Copy out every line in which the string "Adjusted" occurs.

╭──

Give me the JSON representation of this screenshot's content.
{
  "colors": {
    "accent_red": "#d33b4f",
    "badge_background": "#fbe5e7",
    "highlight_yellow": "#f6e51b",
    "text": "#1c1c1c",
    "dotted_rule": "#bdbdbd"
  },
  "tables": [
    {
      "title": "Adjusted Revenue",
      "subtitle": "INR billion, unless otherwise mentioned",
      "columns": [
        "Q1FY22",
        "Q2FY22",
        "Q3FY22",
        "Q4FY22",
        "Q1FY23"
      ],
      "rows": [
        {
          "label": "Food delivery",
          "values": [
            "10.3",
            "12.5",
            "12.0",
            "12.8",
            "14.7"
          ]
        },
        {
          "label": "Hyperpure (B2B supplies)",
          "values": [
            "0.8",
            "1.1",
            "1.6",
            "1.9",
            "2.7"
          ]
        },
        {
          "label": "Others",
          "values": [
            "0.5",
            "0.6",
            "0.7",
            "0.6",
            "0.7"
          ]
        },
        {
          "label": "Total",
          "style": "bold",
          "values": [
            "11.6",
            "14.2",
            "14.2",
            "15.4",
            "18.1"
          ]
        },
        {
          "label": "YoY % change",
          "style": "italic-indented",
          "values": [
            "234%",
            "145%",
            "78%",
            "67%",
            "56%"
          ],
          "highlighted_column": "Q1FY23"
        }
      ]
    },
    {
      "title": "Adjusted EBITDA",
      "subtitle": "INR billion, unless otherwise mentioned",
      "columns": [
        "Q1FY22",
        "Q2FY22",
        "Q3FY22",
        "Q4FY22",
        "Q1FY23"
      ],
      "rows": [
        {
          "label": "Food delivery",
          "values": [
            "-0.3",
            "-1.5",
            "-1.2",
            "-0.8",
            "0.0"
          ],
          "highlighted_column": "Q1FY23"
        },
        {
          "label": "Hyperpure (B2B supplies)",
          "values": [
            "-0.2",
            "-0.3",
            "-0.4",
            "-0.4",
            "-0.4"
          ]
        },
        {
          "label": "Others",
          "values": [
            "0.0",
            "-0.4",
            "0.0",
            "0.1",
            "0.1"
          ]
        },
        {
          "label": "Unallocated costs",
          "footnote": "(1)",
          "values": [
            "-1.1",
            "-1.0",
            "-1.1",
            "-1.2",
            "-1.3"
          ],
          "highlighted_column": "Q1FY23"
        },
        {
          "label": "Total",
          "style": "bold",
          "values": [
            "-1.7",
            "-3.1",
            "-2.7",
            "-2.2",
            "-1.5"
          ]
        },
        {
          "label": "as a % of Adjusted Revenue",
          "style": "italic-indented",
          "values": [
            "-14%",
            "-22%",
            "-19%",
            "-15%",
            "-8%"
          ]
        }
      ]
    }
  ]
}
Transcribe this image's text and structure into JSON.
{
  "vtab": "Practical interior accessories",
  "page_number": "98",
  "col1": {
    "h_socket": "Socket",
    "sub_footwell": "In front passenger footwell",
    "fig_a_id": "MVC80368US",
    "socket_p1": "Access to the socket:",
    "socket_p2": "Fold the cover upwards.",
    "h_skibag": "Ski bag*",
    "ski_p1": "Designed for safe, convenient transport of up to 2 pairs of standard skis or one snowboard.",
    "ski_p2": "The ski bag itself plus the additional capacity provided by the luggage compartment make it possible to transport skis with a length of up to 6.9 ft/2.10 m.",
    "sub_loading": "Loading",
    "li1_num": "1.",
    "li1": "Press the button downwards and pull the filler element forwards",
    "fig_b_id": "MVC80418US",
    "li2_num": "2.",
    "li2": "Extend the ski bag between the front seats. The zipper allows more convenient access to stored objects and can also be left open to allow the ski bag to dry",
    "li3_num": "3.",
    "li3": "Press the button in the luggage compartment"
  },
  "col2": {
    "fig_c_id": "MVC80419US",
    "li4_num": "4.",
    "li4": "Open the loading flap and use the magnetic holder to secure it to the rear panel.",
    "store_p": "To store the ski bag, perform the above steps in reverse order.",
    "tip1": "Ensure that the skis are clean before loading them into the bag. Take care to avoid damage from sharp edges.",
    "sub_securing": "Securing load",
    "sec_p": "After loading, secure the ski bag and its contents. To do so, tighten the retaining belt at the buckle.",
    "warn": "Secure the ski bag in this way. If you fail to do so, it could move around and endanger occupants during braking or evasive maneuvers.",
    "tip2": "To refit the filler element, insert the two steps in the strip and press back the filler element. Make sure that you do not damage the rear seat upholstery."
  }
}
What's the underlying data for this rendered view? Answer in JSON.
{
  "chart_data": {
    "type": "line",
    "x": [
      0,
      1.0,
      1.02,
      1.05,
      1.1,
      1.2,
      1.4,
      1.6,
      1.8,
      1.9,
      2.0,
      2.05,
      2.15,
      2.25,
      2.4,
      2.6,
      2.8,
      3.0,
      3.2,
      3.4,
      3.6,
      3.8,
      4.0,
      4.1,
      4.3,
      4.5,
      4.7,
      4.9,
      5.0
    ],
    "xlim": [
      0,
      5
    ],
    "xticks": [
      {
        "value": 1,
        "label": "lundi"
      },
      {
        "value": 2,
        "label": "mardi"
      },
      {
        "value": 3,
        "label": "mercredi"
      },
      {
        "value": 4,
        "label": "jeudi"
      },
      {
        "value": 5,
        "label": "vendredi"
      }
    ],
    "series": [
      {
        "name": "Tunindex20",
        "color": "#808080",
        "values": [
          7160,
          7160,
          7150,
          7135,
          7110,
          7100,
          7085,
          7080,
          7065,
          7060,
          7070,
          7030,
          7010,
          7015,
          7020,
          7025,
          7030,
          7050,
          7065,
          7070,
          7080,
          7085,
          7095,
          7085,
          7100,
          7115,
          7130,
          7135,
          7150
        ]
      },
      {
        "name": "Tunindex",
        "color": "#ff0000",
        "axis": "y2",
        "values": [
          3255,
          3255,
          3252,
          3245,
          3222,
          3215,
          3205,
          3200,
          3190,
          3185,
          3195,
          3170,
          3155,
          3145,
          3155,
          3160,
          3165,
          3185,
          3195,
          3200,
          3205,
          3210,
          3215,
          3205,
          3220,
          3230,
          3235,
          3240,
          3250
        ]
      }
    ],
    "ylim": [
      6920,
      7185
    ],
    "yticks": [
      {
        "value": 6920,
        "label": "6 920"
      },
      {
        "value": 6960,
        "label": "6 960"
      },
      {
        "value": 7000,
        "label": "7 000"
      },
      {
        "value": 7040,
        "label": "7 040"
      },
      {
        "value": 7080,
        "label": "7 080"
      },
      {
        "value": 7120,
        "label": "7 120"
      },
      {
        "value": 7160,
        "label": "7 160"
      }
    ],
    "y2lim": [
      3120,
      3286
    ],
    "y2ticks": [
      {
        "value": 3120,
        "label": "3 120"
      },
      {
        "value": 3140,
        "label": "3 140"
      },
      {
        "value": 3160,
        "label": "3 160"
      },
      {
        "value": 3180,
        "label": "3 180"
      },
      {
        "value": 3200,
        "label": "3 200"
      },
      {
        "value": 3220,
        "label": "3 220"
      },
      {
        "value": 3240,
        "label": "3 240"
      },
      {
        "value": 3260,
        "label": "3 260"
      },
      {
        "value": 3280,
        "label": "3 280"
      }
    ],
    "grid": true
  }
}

╰──

__WORKED ANSWER__
      "title": "Adjusted Revenue",
      "title": "Adjusted EBITDA",
          "label": "as a % of Adjusted Revenue",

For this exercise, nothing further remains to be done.